[Dataset entries]
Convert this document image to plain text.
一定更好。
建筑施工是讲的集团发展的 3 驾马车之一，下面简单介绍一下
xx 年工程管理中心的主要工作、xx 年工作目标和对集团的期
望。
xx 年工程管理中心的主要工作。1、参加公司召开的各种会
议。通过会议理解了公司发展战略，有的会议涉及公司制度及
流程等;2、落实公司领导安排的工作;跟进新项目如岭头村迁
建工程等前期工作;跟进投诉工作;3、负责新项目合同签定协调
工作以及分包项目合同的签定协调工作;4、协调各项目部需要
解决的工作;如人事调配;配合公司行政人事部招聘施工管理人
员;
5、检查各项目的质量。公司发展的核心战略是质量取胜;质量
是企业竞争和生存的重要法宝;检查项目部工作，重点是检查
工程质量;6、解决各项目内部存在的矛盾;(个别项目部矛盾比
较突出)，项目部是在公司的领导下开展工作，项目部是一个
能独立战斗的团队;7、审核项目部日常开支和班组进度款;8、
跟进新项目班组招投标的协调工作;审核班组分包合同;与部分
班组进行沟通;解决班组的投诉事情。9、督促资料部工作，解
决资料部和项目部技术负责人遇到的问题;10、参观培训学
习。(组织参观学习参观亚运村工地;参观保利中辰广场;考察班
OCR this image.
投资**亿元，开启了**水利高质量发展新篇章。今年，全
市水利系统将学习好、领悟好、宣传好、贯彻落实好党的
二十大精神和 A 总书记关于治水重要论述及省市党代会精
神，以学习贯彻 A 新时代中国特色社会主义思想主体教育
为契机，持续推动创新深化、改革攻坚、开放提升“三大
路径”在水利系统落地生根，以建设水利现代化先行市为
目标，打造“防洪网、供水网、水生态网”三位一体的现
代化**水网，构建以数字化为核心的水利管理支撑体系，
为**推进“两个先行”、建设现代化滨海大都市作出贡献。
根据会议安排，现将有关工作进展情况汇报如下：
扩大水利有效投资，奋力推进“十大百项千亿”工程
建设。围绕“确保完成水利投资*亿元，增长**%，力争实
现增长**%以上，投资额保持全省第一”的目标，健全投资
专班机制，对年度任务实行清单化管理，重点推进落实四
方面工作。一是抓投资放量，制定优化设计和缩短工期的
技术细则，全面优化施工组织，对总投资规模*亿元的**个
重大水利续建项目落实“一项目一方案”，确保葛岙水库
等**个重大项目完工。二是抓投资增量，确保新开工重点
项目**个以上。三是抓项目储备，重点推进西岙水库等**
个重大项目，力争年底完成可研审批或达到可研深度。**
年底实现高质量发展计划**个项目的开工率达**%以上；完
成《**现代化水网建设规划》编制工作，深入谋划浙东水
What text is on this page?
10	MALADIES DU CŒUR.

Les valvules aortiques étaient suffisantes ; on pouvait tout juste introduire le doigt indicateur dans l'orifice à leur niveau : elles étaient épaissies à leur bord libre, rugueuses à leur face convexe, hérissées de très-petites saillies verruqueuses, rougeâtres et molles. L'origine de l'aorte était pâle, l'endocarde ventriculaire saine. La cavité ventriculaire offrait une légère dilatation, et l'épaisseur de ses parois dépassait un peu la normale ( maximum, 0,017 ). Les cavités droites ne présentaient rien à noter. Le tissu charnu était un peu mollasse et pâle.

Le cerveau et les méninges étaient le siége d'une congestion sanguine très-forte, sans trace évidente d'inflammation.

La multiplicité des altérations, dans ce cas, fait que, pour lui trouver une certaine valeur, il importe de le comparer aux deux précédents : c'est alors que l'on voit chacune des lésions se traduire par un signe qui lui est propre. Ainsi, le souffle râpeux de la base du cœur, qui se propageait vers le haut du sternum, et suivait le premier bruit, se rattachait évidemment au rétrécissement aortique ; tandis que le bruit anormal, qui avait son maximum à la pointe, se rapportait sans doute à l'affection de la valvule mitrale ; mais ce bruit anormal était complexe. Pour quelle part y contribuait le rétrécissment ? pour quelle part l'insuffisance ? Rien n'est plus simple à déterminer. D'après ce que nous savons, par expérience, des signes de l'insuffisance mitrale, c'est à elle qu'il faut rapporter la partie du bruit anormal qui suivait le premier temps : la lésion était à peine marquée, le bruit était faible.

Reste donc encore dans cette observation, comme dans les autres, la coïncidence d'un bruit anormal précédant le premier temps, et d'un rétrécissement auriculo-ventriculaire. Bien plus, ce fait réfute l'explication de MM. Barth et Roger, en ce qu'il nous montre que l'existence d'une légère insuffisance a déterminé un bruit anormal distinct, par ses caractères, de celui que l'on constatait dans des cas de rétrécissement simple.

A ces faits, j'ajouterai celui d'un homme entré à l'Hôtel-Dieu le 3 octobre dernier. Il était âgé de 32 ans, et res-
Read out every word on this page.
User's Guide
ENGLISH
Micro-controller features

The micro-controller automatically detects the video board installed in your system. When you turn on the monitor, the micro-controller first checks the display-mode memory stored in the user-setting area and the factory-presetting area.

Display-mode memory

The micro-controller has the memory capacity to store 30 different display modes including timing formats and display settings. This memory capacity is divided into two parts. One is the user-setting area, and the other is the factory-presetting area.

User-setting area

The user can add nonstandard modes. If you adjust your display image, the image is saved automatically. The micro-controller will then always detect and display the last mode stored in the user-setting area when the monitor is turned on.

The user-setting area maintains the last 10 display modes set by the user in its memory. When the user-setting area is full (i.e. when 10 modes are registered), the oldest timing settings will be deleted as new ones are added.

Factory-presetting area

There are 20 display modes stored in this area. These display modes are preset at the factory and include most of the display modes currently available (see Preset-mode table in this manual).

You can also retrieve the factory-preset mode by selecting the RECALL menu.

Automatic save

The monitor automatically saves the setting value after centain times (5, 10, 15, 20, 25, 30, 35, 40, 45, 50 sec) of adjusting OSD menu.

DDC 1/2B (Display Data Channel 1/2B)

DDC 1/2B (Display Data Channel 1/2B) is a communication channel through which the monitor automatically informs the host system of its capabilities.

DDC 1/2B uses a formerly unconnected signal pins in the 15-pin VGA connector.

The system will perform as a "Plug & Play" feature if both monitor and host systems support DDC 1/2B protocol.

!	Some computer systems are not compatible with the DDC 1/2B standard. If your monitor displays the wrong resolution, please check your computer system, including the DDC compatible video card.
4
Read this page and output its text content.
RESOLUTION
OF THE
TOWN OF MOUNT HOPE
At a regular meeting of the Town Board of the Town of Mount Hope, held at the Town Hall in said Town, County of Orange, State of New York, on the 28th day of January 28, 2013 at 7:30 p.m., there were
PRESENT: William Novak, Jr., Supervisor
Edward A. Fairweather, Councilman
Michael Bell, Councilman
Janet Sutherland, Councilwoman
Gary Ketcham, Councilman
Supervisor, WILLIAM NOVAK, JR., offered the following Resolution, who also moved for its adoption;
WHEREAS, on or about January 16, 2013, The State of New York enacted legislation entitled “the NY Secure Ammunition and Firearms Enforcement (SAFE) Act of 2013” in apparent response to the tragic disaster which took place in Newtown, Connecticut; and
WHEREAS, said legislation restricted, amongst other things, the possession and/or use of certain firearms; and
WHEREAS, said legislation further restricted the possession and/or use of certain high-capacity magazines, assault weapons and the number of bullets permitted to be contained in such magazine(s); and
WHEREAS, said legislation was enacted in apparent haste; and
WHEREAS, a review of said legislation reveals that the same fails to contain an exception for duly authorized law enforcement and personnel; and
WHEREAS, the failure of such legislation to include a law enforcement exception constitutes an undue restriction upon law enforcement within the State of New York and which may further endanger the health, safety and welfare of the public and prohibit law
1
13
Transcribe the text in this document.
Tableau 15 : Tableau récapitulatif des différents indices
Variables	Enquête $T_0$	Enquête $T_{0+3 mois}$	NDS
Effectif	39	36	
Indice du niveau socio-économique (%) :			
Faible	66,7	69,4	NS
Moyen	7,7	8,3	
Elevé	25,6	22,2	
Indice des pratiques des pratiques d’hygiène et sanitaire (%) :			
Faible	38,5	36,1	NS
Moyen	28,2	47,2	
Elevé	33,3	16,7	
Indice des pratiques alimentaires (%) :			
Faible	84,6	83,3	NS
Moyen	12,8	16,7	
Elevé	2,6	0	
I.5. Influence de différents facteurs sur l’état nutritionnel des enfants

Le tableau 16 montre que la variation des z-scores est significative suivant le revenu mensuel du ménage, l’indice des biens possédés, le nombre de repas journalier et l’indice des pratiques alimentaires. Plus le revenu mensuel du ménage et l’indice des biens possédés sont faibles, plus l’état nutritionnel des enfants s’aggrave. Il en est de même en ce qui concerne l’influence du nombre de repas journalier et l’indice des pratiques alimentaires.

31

→ **Set exercise**: Give the number of lines in the entries above that include the string "Supervisor". No other output is expected.

→ **Expected output**: 2